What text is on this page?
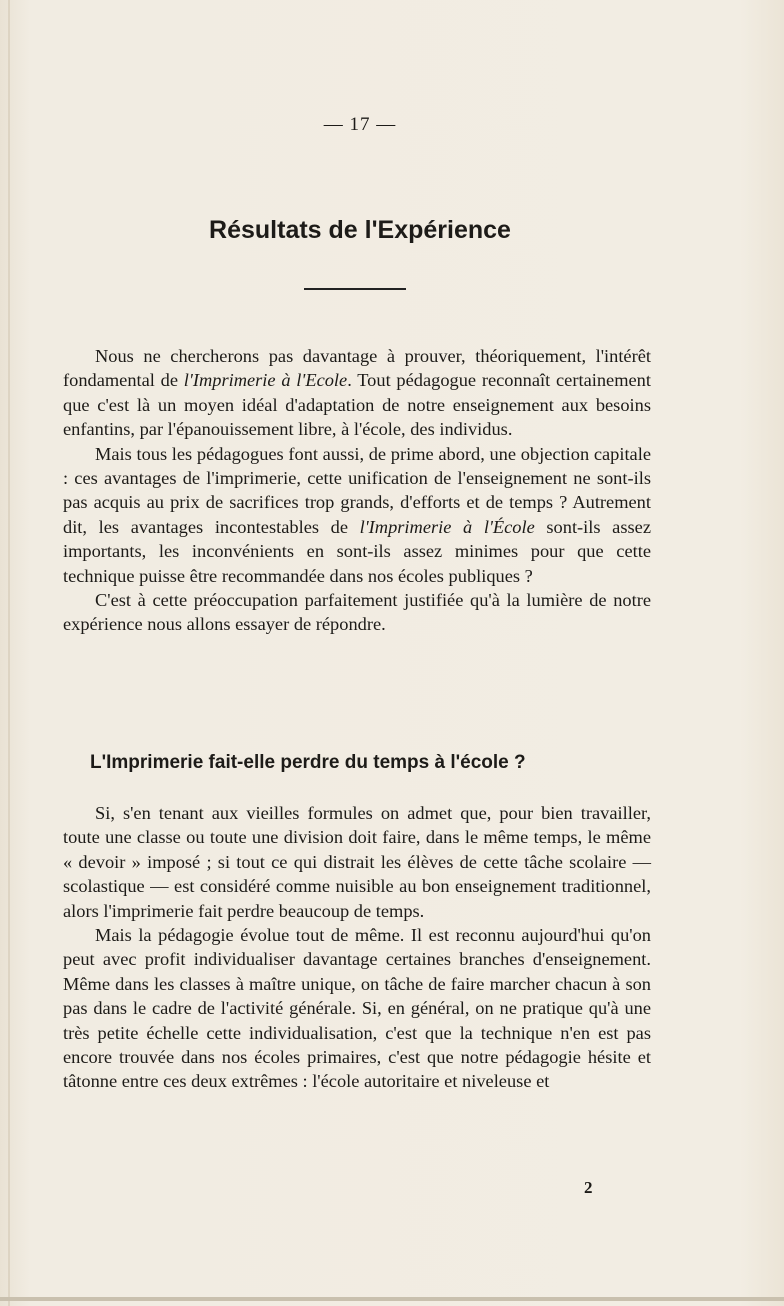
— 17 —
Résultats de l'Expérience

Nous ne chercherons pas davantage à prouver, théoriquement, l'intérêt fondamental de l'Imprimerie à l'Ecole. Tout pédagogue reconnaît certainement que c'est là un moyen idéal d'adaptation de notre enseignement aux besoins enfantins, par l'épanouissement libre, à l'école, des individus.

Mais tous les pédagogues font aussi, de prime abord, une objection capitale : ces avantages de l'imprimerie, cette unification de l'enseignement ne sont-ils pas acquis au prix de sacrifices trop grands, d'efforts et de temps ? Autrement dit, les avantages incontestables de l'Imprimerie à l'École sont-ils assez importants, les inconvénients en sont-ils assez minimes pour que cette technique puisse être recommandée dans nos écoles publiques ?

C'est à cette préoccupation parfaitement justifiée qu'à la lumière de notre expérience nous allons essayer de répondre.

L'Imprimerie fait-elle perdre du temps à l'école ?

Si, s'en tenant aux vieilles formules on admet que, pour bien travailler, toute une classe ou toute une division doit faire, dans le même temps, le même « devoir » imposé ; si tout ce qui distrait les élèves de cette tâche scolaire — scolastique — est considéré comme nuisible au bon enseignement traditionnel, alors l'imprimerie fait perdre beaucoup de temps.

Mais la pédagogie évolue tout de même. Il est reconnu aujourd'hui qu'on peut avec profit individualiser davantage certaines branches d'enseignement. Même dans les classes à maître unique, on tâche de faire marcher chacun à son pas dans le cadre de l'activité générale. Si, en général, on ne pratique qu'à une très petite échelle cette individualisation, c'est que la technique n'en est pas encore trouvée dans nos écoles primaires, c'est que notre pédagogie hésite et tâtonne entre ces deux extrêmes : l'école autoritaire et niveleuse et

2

★ ★ ★

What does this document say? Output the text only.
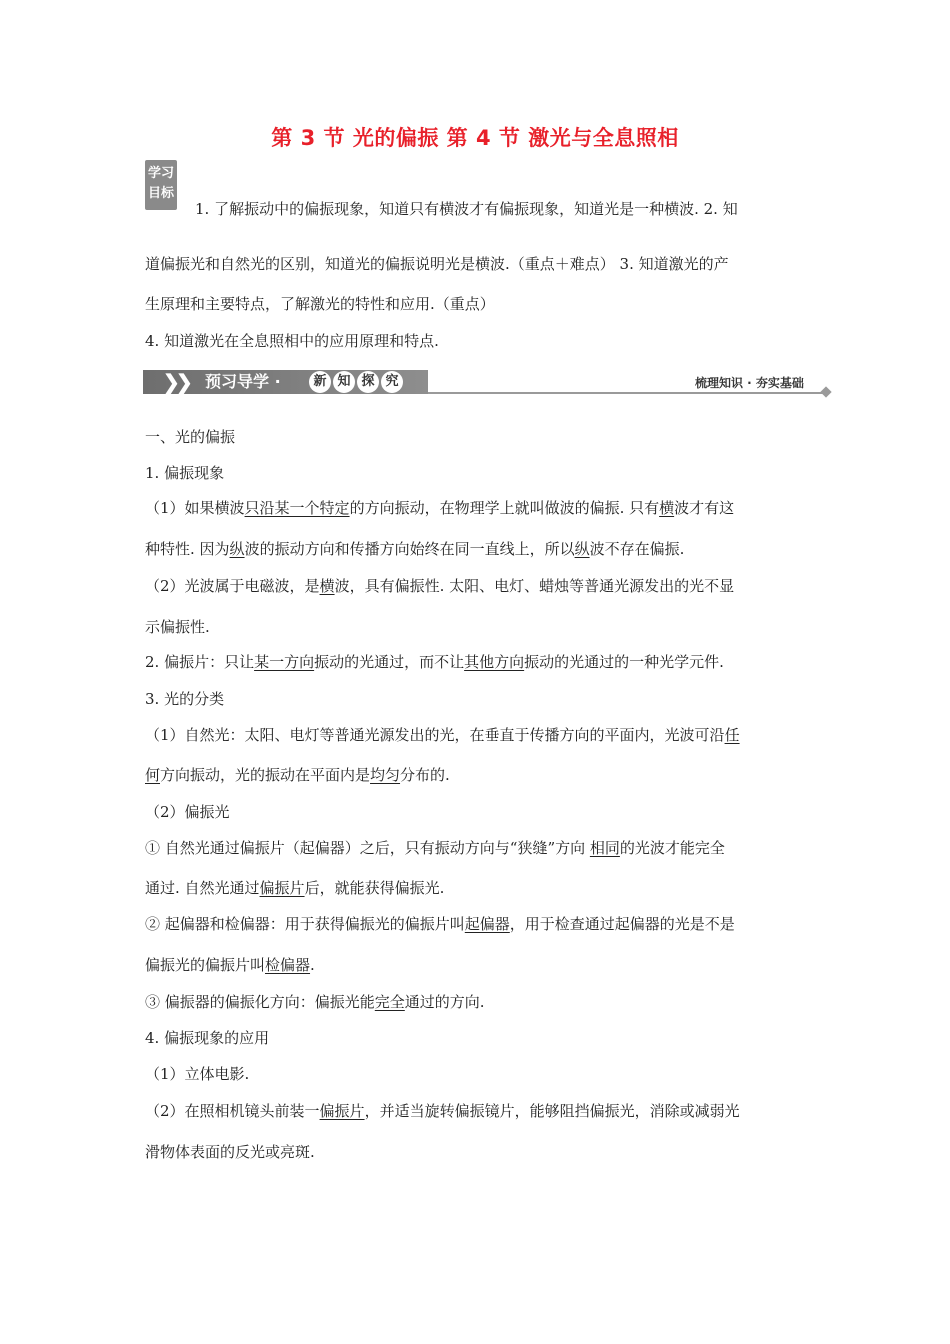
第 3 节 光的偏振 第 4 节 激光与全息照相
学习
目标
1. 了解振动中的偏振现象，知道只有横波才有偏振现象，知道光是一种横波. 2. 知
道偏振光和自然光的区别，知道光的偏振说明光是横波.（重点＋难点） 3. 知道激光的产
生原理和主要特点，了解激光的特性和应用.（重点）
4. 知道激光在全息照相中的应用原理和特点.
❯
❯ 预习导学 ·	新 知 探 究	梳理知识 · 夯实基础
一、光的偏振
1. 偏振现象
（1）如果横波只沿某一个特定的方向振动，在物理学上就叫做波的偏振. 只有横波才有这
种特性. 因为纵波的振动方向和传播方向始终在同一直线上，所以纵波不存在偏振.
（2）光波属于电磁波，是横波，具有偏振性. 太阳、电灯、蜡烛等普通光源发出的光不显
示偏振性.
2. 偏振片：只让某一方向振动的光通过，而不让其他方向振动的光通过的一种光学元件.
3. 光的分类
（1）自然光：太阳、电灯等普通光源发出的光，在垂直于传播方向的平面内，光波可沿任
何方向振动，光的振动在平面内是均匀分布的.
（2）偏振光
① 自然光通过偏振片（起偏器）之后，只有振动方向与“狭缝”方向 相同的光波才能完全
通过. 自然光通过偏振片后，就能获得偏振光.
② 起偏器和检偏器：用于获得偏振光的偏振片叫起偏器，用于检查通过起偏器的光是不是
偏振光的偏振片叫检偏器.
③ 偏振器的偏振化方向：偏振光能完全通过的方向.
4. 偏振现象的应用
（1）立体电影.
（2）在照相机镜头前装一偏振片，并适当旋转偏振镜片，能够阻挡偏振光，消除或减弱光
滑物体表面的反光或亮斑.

★ ★ ★

• [Your goal]
Determine the number of lines in these entries that contain the word "this", and write only that number.

• [Response]
2